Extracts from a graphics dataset
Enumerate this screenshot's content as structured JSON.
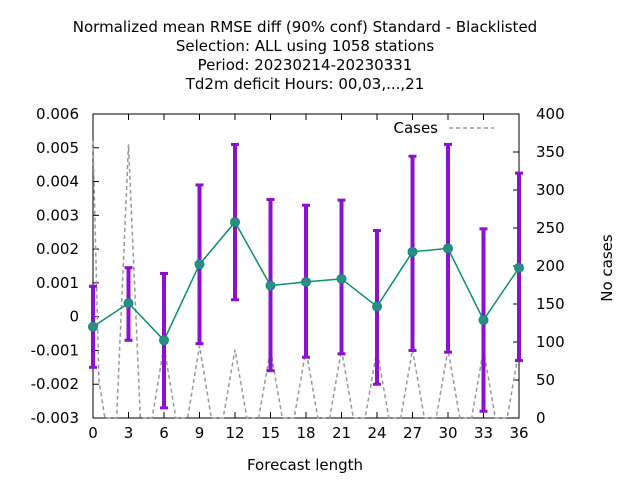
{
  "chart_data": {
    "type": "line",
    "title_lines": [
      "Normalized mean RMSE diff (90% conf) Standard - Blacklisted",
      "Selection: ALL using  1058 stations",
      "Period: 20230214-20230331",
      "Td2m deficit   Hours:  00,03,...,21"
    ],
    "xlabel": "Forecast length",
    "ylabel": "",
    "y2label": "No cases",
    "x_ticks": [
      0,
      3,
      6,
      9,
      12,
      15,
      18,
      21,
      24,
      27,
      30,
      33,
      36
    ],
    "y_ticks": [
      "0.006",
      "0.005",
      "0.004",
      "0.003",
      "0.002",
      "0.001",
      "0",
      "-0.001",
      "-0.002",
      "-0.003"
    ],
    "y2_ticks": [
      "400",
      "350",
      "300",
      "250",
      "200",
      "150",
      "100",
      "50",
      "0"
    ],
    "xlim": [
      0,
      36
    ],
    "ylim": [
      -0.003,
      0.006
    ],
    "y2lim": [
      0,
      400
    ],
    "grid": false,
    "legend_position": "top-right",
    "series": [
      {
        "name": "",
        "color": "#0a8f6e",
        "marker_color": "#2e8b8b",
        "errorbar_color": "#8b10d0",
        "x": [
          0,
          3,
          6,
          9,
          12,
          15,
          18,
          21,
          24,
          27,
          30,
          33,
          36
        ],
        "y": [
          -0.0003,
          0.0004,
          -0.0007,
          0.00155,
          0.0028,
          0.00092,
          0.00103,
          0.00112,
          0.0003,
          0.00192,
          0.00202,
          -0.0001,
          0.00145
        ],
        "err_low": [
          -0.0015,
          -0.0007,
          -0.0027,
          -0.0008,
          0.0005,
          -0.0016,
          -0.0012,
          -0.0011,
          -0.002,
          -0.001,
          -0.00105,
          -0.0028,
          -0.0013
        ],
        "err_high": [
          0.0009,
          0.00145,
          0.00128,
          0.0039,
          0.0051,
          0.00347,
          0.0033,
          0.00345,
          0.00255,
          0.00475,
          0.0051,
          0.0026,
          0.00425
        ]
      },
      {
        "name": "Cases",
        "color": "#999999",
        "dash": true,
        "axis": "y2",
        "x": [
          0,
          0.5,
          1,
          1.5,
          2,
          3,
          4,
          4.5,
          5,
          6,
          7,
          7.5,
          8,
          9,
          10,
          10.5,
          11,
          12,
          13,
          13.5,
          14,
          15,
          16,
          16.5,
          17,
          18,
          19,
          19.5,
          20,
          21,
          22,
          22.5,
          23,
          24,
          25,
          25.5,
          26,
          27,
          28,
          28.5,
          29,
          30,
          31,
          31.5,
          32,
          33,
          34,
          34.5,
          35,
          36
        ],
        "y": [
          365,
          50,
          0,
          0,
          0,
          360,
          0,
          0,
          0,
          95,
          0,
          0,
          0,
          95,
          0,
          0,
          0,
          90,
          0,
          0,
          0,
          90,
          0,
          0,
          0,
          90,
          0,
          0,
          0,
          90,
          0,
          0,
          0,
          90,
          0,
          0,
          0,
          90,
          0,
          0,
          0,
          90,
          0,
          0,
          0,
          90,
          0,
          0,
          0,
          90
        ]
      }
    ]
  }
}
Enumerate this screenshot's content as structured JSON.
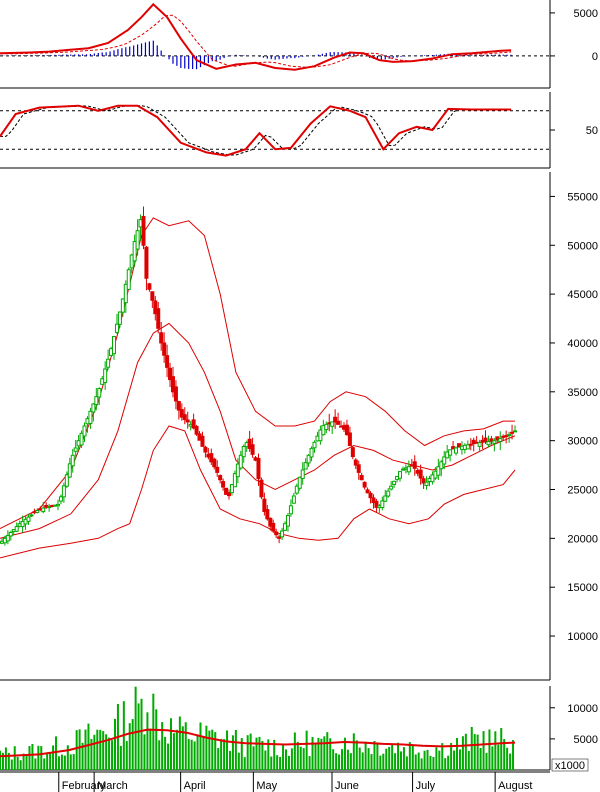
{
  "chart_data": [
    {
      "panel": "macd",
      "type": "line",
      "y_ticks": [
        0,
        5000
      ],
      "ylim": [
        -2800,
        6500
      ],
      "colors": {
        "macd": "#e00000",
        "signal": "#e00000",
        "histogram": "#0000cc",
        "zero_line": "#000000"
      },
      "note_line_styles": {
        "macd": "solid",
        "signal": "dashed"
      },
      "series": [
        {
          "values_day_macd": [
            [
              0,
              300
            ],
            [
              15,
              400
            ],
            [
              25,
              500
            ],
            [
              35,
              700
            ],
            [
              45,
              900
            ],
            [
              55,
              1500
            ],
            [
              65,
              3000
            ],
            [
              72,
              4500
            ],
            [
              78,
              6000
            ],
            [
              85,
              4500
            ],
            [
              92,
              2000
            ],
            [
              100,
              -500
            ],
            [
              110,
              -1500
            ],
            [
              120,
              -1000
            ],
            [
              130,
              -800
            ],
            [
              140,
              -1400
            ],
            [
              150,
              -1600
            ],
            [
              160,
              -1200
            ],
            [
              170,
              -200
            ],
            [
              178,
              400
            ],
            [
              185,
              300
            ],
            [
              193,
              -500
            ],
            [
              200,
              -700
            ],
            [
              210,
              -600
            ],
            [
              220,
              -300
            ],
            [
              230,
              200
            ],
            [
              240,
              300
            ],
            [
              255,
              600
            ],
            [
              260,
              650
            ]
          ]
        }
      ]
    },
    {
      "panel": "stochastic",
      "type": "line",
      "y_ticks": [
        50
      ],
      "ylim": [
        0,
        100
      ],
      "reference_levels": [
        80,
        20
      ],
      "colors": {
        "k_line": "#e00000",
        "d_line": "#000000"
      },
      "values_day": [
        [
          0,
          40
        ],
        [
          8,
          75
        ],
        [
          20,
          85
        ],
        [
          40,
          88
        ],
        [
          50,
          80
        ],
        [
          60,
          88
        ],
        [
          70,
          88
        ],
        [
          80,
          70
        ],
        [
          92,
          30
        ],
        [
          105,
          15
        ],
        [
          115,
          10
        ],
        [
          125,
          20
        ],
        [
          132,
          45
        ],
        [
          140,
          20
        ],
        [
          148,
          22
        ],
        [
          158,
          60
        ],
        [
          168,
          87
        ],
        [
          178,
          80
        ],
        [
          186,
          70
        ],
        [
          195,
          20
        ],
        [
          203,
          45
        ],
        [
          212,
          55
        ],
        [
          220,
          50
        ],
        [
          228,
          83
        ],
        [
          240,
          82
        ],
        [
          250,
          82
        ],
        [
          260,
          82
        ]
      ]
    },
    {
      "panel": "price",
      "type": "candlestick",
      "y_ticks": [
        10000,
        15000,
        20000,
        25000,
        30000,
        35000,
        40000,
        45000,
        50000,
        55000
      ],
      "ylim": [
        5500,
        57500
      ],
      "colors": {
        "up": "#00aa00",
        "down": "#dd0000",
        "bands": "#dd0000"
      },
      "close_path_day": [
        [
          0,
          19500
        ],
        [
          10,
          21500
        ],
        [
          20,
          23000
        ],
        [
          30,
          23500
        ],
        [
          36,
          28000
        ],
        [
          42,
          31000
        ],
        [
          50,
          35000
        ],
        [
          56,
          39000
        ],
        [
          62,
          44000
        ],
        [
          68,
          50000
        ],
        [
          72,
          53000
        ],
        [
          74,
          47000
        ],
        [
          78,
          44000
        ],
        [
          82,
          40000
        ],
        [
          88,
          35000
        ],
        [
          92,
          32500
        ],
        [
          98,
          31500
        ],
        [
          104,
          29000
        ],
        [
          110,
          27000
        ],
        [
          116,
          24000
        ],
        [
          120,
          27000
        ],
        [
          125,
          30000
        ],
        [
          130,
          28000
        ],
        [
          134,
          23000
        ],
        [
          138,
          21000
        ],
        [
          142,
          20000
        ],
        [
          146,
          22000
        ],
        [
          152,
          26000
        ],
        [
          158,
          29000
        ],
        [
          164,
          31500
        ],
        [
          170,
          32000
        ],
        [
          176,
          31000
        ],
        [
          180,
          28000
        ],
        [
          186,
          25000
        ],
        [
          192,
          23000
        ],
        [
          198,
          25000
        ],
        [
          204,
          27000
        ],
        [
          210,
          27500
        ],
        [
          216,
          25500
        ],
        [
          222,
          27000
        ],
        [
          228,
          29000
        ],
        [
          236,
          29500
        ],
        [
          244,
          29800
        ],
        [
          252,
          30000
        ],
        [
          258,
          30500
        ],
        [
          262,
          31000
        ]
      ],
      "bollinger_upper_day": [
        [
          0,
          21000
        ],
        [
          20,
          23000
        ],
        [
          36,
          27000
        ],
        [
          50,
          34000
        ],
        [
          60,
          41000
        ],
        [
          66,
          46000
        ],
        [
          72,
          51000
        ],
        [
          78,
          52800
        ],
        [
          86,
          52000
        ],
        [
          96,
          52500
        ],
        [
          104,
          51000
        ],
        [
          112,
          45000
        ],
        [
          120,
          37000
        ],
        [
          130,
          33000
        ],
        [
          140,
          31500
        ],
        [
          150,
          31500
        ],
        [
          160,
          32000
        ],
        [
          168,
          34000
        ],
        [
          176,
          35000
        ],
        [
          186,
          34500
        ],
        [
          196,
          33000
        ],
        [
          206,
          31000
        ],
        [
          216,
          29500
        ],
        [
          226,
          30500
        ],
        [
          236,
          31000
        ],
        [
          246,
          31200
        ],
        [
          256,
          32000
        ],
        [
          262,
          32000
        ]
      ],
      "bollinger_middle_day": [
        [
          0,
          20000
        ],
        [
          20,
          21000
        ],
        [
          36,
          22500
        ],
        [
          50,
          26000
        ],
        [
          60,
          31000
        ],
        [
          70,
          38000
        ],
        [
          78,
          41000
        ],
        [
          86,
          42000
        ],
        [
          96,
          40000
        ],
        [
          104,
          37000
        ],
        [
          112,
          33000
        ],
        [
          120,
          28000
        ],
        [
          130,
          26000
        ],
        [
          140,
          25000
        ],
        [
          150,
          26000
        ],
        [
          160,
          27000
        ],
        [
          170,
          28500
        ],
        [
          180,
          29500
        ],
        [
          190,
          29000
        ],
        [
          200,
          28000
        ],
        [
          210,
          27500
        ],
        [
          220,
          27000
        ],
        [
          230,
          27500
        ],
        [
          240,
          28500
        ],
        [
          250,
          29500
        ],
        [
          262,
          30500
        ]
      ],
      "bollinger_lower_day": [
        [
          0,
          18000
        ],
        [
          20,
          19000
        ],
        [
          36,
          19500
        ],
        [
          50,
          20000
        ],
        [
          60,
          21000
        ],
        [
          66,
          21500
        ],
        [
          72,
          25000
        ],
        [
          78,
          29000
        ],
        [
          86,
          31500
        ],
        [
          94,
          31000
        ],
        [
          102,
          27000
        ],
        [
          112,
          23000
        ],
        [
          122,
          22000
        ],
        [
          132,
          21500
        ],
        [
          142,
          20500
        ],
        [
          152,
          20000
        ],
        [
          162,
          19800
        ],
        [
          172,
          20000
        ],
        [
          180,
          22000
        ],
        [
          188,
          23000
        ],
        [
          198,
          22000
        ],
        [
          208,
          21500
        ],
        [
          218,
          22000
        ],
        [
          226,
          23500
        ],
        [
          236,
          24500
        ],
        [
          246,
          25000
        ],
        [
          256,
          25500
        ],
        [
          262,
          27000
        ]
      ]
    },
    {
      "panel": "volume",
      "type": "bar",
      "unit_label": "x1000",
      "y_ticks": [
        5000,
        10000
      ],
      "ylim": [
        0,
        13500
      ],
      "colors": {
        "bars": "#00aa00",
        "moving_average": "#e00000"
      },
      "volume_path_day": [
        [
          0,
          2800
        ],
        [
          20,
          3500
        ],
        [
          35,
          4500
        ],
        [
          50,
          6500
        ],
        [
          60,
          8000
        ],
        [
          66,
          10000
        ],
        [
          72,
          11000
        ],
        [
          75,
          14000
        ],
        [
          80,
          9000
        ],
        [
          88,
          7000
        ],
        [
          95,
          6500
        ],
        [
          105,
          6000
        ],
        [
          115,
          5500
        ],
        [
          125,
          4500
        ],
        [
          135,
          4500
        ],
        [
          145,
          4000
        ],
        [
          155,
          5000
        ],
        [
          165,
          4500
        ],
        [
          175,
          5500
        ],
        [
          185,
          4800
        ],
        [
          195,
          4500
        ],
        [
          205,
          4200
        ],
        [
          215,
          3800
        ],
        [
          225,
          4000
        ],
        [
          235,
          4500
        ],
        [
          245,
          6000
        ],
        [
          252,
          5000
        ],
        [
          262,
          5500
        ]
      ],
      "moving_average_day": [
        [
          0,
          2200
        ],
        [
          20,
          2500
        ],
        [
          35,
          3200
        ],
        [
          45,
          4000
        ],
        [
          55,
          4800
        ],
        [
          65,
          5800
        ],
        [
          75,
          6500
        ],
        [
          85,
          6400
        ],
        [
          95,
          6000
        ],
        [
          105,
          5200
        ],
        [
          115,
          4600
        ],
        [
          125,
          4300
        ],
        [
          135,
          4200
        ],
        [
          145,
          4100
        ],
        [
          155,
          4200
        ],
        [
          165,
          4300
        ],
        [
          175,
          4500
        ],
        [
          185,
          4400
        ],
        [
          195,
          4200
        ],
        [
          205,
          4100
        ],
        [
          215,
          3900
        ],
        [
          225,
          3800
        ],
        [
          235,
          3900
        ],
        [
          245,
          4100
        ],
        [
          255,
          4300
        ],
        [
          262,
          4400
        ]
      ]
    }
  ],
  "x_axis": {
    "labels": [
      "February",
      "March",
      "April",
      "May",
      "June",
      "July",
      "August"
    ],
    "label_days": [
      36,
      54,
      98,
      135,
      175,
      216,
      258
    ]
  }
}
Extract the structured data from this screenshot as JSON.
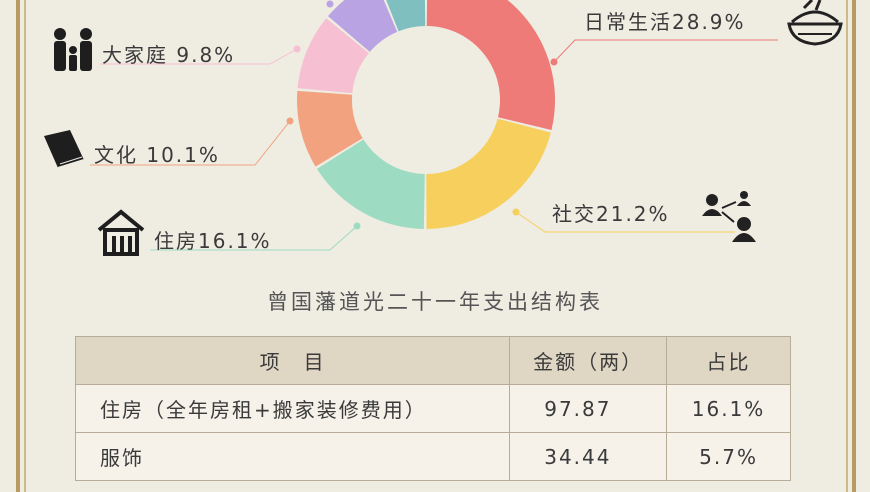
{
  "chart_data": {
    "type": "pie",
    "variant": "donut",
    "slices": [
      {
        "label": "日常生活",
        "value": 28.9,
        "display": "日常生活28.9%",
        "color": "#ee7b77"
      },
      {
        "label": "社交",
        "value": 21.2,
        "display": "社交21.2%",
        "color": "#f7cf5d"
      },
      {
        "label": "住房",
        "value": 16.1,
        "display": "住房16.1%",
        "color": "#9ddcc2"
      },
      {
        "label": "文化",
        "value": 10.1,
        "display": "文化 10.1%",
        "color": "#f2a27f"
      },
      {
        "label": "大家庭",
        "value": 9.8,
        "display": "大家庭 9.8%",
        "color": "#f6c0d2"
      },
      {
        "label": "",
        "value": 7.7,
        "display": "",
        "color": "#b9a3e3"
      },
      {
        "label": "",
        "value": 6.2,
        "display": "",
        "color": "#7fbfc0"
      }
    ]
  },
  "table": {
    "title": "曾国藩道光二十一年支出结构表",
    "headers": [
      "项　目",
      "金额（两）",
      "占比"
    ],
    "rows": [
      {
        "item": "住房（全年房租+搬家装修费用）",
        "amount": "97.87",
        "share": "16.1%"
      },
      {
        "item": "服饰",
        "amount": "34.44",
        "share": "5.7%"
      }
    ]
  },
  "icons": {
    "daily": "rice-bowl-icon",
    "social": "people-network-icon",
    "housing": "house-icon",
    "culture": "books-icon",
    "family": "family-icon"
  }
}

What to do.
Repeat verbatim the lines from the one holding "Extract the structured" through the end of the listing above, both ends included, but not the pictures.

Written response.
Extract the structured data from this screenshot as JSON.
{
  "chart_data": {
    "type": "pie",
    "variant": "donut",
    "slices": [
      {
        "label": "日常生活",
        "value": 28.9,
        "display": "日常生活28.9%",
        "color": "#ee7b77"
      },
      {
        "label": "社交",
        "value": 21.2,
        "display": "社交21.2%",
        "color": "#f7cf5d"
      },
      {
        "label": "住房",
        "value": 16.1,
        "display": "住房16.1%",
        "color": "#9ddcc2"
      },
      {
        "label": "文化",
        "value": 10.1,
        "display": "文化 10.1%",
        "color": "#f2a27f"
      },
      {
        "label": "大家庭",
        "value": 9.8,
        "display": "大家庭 9.8%",
        "color": "#f6c0d2"
      },
      {
        "label": "",
        "value": 7.7,
        "display": "",
        "color": "#b9a3e3"
      },
      {
        "label": "",
        "value": 6.2,
        "display": "",
        "color": "#7fbfc0"
      }
    ]
  },
  "table": {
    "title": "曾国藩道光二十一年支出结构表",
    "headers": [
      "项　目",
      "金额（两）",
      "占比"
    ],
    "rows": [
      {
        "item": "住房（全年房租+搬家装修费用）",
        "amount": "97.87",
        "share": "16.1%"
      },
      {
        "item": "服饰",
        "amount": "34.44",
        "share": "5.7%"
      }
    ]
  },
  "icons": {
    "daily": "rice-bowl-icon",
    "social": "people-network-icon",
    "housing": "house-icon",
    "culture": "books-icon",
    "family": "family-icon"
  }
}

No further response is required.